Work to complete. Transcribe all the entries word for word, but omit the images.

━━━━━━━━━━

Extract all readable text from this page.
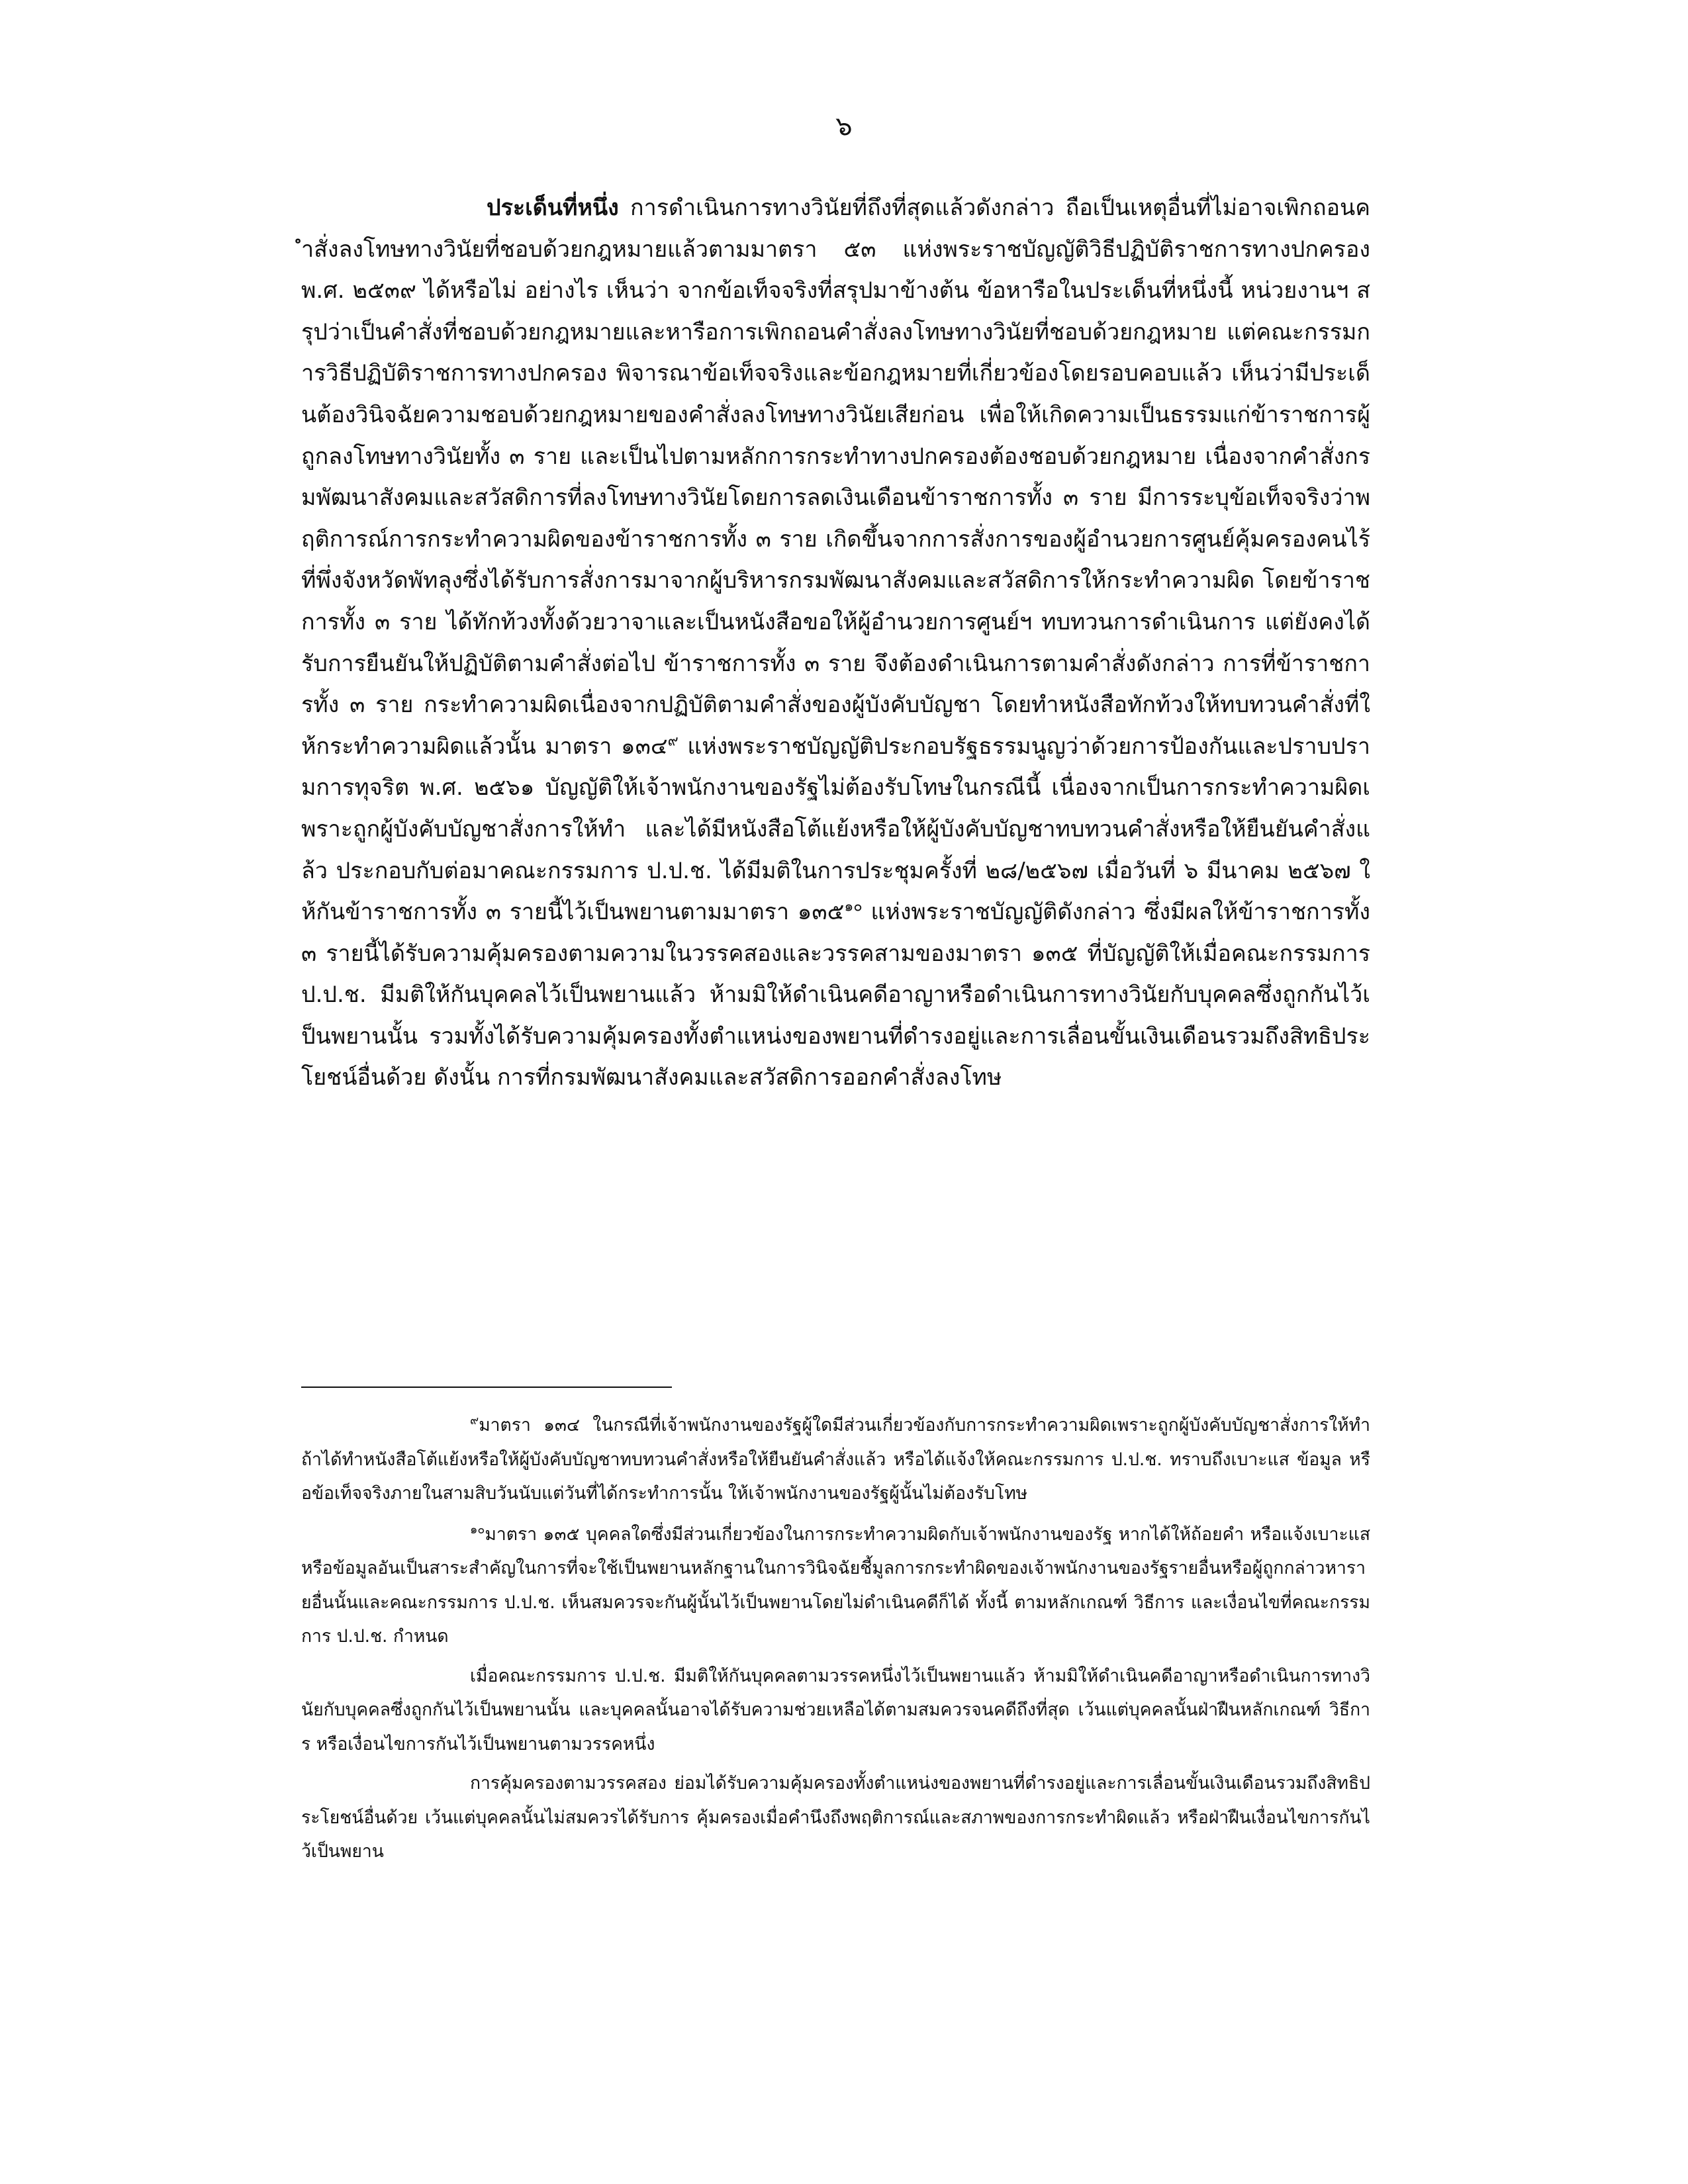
๖

ประเด็นที่หนึ่ง การดำเนินการทางวินัยที่ถึงที่สุดแล้วดังกล่าว ถือเป็นเหตุอื่นที่ไม่อาจเพิกถอนคำสั่งลงโทษทางวินัยที่ชอบด้วยกฎหมายแล้วตามมาตรา ๕๓ แห่งพระราชบัญญัติวิธีปฏิบัติราชการทางปกครอง พ.ศ. ๒๕๓๙ ได้หรือไม่ อย่างไร เห็นว่า จากข้อเท็จจริงที่สรุปมาข้างต้น ข้อหารือในประเด็นที่หนึ่งนี้ หน่วยงานฯ สรุปว่าเป็นคำสั่งที่ชอบด้วยกฎหมายและหารือการเพิกถอนคำสั่งลงโทษทางวินัยที่ชอบด้วยกฎหมาย แต่คณะกรรมการวิธีปฏิบัติราชการทางปกครอง พิจารณาข้อเท็จจริงและข้อกฎหมายที่เกี่ยวข้องโดยรอบคอบแล้ว เห็นว่ามีประเด็นต้องวินิจฉัยความชอบด้วยกฎหมายของคำสั่งลงโทษทางวินัยเสียก่อน เพื่อให้เกิดความเป็นธรรมแก่ข้าราชการผู้ถูกลงโทษทางวินัยทั้ง ๓ ราย และเป็นไปตามหลักการกระทำทางปกครองต้องชอบด้วยกฎหมาย เนื่องจากคำสั่งกรมพัฒนาสังคมและสวัสดิการที่ลงโทษทางวินัยโดยการลดเงินเดือนข้าราชการทั้ง ๓ ราย มีการระบุข้อเท็จจริงว่าพฤติการณ์การกระทำความผิดของข้าราชการทั้ง ๓ ราย เกิดขึ้นจากการสั่งการของผู้อำนวยการศูนย์คุ้มครองคนไร้ที่พึ่งจังหวัดพัทลุงซึ่งได้รับการสั่งการมาจากผู้บริหารกรมพัฒนาสังคมและสวัสดิการให้กระทำความผิด โดยข้าราชการทั้ง ๓ ราย ได้ทักท้วงทั้งด้วยวาจาและเป็นหนังสือขอให้ผู้อำนวยการศูนย์ฯ ทบทวนการดำเนินการ แต่ยังคงได้รับการยืนยันให้ปฏิบัติตามคำสั่งต่อไป ข้าราชการทั้ง ๓ ราย จึงต้องดำเนินการตามคำสั่งดังกล่าว การที่ข้าราชการทั้ง ๓ ราย กระทำความผิดเนื่องจากปฏิบัติตามคำสั่งของผู้บังคับบัญชา โดยทำหนังสือทักท้วงให้ทบทวนคำสั่งที่ให้กระทำความผิดแล้วนั้น มาตรา ๑๓๔$^๙$ แห่งพระราชบัญญัติประกอบรัฐธรรมนูญว่าด้วยการป้องกันและปราบปรามการทุจริต พ.ศ. ๒๕๖๑ บัญญัติให้เจ้าพนักงานของรัฐไม่ต้องรับโทษในกรณีนี้ เนื่องจากเป็นการกระทำความผิดเพราะถูกผู้บังคับบัญชาสั่งการให้ทำ และได้มีหนังสือโต้แย้งหรือให้ผู้บังคับบัญชาทบทวนคำสั่งหรือให้ยืนยันคำสั่งแล้ว ประกอบกับต่อมาคณะกรรมการ ป.ป.ช. ได้มีมติในการประชุมครั้งที่ ๒๘/๒๕๖๗ เมื่อวันที่ ๖ มีนาคม ๒๕๖๗ ให้กันข้าราชการทั้ง ๓ รายนี้ไว้เป็นพยานตามมาตรา ๑๓๕$^{๑๐}$ แห่งพระราชบัญญัติดังกล่าว ซึ่งมีผลให้ข้าราชการทั้ง ๓ รายนี้ได้รับความคุ้มครองตามความในวรรคสองและวรรคสามของมาตรา ๑๓๕ ที่บัญญัติให้เมื่อคณะกรรมการ ป.ป.ช. มีมติให้กันบุคคลไว้เป็นพยานแล้ว ห้ามมิให้ดำเนินคดีอาญาหรือดำเนินการทางวินัยกับบุคคลซึ่งถูกกันไว้เป็นพยานนั้น รวมทั้งได้รับความคุ้มครองทั้งตำแหน่งของพยานที่ดำรงอยู่และการเลื่อนขั้นเงินเดือนรวมถึงสิทธิประโยชน์อื่นด้วย ดังนั้น การที่กรมพัฒนาสังคมและสวัสดิการออกคำสั่งลงโทษ

$^๙$มาตรา ๑๓๔ ในกรณีที่เจ้าพนักงานของรัฐผู้ใดมีส่วนเกี่ยวข้องกับการกระทำความผิดเพราะถูกผู้บังคับบัญชาสั่งการให้ทำ ถ้าได้ทำหนังสือโต้แย้งหรือให้ผู้บังคับบัญชาทบทวนคำสั่งหรือให้ยืนยันคำสั่งแล้ว หรือได้แจ้งให้คณะกรรมการ ป.ป.ช. ทราบถึงเบาะแส ข้อมูล หรือข้อเท็จจริงภายในสามสิบวันนับแต่วันที่ได้กระทำการนั้น ให้เจ้าพนักงานของรัฐผู้นั้นไม่ต้องรับโทษ

$^{๑๐}$มาตรา ๑๓๕ บุคคลใดซึ่งมีส่วนเกี่ยวข้องในการกระทำความผิดกับเจ้าพนักงานของรัฐ หากได้ให้ถ้อยคำ หรือแจ้งเบาะแสหรือข้อมูลอันเป็นสาระสำคัญในการที่จะใช้เป็นพยานหลักฐานในการวินิจฉัยชี้มูลการกระทำผิดของเจ้าพนักงานของรัฐรายอื่นหรือผู้ถูกกล่าวหารายอื่นนั้นและคณะกรรมการ ป.ป.ช. เห็นสมควรจะกันผู้นั้นไว้เป็นพยานโดยไม่ดำเนินคดีก็ได้ ทั้งนี้ ตามหลักเกณฑ์ วิธีการ และเงื่อนไขที่คณะกรรมการ ป.ป.ช. กำหนด

เมื่อคณะกรรมการ ป.ป.ช. มีมติให้กันบุคคลตามวรรคหนึ่งไว้เป็นพยานแล้ว ห้ามมิให้ดำเนินคดีอาญาหรือดำเนินการทางวินัยกับบุคคลซึ่งถูกกันไว้เป็นพยานนั้น และบุคคลนั้นอาจได้รับความช่วยเหลือได้ตามสมควรจนคดีถึงที่สุด เว้นแต่บุคคลนั้นฝ่าฝืนหลักเกณฑ์ วิธีการ หรือเงื่อนไขการกันไว้เป็นพยานตามวรรคหนึ่ง

การคุ้มครองตามวรรคสอง ย่อมได้รับความคุ้มครองทั้งตำแหน่งของพยานที่ดำรงอยู่และการเลื่อนขั้นเงินเดือนรวมถึงสิทธิประโยชน์อื่นด้วย เว้นแต่บุคคลนั้นไม่สมควรได้รับการ คุ้มครองเมื่อคำนึงถึงพฤติการณ์และสภาพของการกระทำผิดแล้ว หรือฝ่าฝืนเงื่อนไขการกันไว้เป็นพยาน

━━━━━━━━━━

Complete answer.
Extract all readable text from this page.
๖

ประเด็นที่หนึ่ง การดำเนินการทางวินัยที่ถึงที่สุดแล้วดังกล่าว ถือเป็นเหตุอื่นที่ไม่อาจเพิกถอนคำสั่งลงโทษทางวินัยที่ชอบด้วยกฎหมายแล้วตามมาตรา ๕๓ แห่งพระราชบัญญัติวิธีปฏิบัติราชการทางปกครอง พ.ศ. ๒๕๓๙ ได้หรือไม่ อย่างไร เห็นว่า จากข้อเท็จจริงที่สรุปมาข้างต้น ข้อหารือในประเด็นที่หนึ่งนี้ หน่วยงานฯ สรุปว่าเป็นคำสั่งที่ชอบด้วยกฎหมายและหารือการเพิกถอนคำสั่งลงโทษทางวินัยที่ชอบด้วยกฎหมาย แต่คณะกรรมการวิธีปฏิบัติราชการทางปกครอง พิจารณาข้อเท็จจริงและข้อกฎหมายที่เกี่ยวข้องโดยรอบคอบแล้ว เห็นว่ามีประเด็นต้องวินิจฉัยความชอบด้วยกฎหมายของคำสั่งลงโทษทางวินัยเสียก่อน เพื่อให้เกิดความเป็นธรรมแก่ข้าราชการผู้ถูกลงโทษทางวินัยทั้ง ๓ ราย และเป็นไปตามหลักการกระทำทางปกครองต้องชอบด้วยกฎหมาย เนื่องจากคำสั่งกรมพัฒนาสังคมและสวัสดิการที่ลงโทษทางวินัยโดยการลดเงินเดือนข้าราชการทั้ง ๓ ราย มีการระบุข้อเท็จจริงว่าพฤติการณ์การกระทำความผิดของข้าราชการทั้ง ๓ ราย เกิดขึ้นจากการสั่งการของผู้อำนวยการศูนย์คุ้มครองคนไร้ที่พึ่งจังหวัดพัทลุงซึ่งได้รับการสั่งการมาจากผู้บริหารกรมพัฒนาสังคมและสวัสดิการให้กระทำความผิด โดยข้าราชการทั้ง ๓ ราย ได้ทักท้วงทั้งด้วยวาจาและเป็นหนังสือขอให้ผู้อำนวยการศูนย์ฯ ทบทวนการดำเนินการ แต่ยังคงได้รับการยืนยันให้ปฏิบัติตามคำสั่งต่อไป ข้าราชการทั้ง ๓ ราย จึงต้องดำเนินการตามคำสั่งดังกล่าว การที่ข้าราชการทั้ง ๓ ราย กระทำความผิดเนื่องจากปฏิบัติตามคำสั่งของผู้บังคับบัญชา โดยทำหนังสือทักท้วงให้ทบทวนคำสั่งที่ให้กระทำความผิดแล้วนั้น มาตรา ๑๓๔$^๙$ แห่งพระราชบัญญัติประกอบรัฐธรรมนูญว่าด้วยการป้องกันและปราบปรามการทุจริต พ.ศ. ๒๕๖๑ บัญญัติให้เจ้าพนักงานของรัฐไม่ต้องรับโทษในกรณีนี้ เนื่องจากเป็นการกระทำความผิดเพราะถูกผู้บังคับบัญชาสั่งการให้ทำ และได้มีหนังสือโต้แย้งหรือให้ผู้บังคับบัญชาทบทวนคำสั่งหรือให้ยืนยันคำสั่งแล้ว ประกอบกับต่อมาคณะกรรมการ ป.ป.ช. ได้มีมติในการประชุมครั้งที่ ๒๘/๒๕๖๗ เมื่อวันที่ ๖ มีนาคม ๒๕๖๗ ให้กันข้าราชการทั้ง ๓ รายนี้ไว้เป็นพยานตามมาตรา ๑๓๕$^{๑๐}$ แห่งพระราชบัญญัติดังกล่าว ซึ่งมีผลให้ข้าราชการทั้ง ๓ รายนี้ได้รับความคุ้มครองตามความในวรรคสองและวรรคสามของมาตรา ๑๓๕ ที่บัญญัติให้เมื่อคณะกรรมการ ป.ป.ช. มีมติให้กันบุคคลไว้เป็นพยานแล้ว ห้ามมิให้ดำเนินคดีอาญาหรือดำเนินการทางวินัยกับบุคคลซึ่งถูกกันไว้เป็นพยานนั้น รวมทั้งได้รับความคุ้มครองทั้งตำแหน่งของพยานที่ดำรงอยู่และการเลื่อนขั้นเงินเดือนรวมถึงสิทธิประโยชน์อื่นด้วย ดังนั้น การที่กรมพัฒนาสังคมและสวัสดิการออกคำสั่งลงโทษ

$^๙$มาตรา ๑๓๔ ในกรณีที่เจ้าพนักงานของรัฐผู้ใดมีส่วนเกี่ยวข้องกับการกระทำความผิดเพราะถูกผู้บังคับบัญชาสั่งการให้ทำ ถ้าได้ทำหนังสือโต้แย้งหรือให้ผู้บังคับบัญชาทบทวนคำสั่งหรือให้ยืนยันคำสั่งแล้ว หรือได้แจ้งให้คณะกรรมการ ป.ป.ช. ทราบถึงเบาะแส ข้อมูล หรือข้อเท็จจริงภายในสามสิบวันนับแต่วันที่ได้กระทำการนั้น ให้เจ้าพนักงานของรัฐผู้นั้นไม่ต้องรับโทษ

$^{๑๐}$มาตรา ๑๓๕ บุคคลใดซึ่งมีส่วนเกี่ยวข้องในการกระทำความผิดกับเจ้าพนักงานของรัฐ หากได้ให้ถ้อยคำ หรือแจ้งเบาะแสหรือข้อมูลอันเป็นสาระสำคัญในการที่จะใช้เป็นพยานหลักฐานในการวินิจฉัยชี้มูลการกระทำผิดของเจ้าพนักงานของรัฐรายอื่นหรือผู้ถูกกล่าวหารายอื่นนั้นและคณะกรรมการ ป.ป.ช. เห็นสมควรจะกันผู้นั้นไว้เป็นพยานโดยไม่ดำเนินคดีก็ได้ ทั้งนี้ ตามหลักเกณฑ์ วิธีการ และเงื่อนไขที่คณะกรรมการ ป.ป.ช. กำหนด

เมื่อคณะกรรมการ ป.ป.ช. มีมติให้กันบุคคลตามวรรคหนึ่งไว้เป็นพยานแล้ว ห้ามมิให้ดำเนินคดีอาญาหรือดำเนินการทางวินัยกับบุคคลซึ่งถูกกันไว้เป็นพยานนั้น และบุคคลนั้นอาจได้รับความช่วยเหลือได้ตามสมควรจนคดีถึงที่สุด เว้นแต่บุคคลนั้นฝ่าฝืนหลักเกณฑ์ วิธีการ หรือเงื่อนไขการกันไว้เป็นพยานตามวรรคหนึ่ง

การคุ้มครองตามวรรคสอง ย่อมได้รับความคุ้มครองทั้งตำแหน่งของพยานที่ดำรงอยู่และการเลื่อนขั้นเงินเดือนรวมถึงสิทธิประโยชน์อื่นด้วย เว้นแต่บุคคลนั้นไม่สมควรได้รับการ คุ้มครองเมื่อคำนึงถึงพฤติการณ์และสภาพของการกระทำผิดแล้ว หรือฝ่าฝืนเงื่อนไขการกันไว้เป็นพยาน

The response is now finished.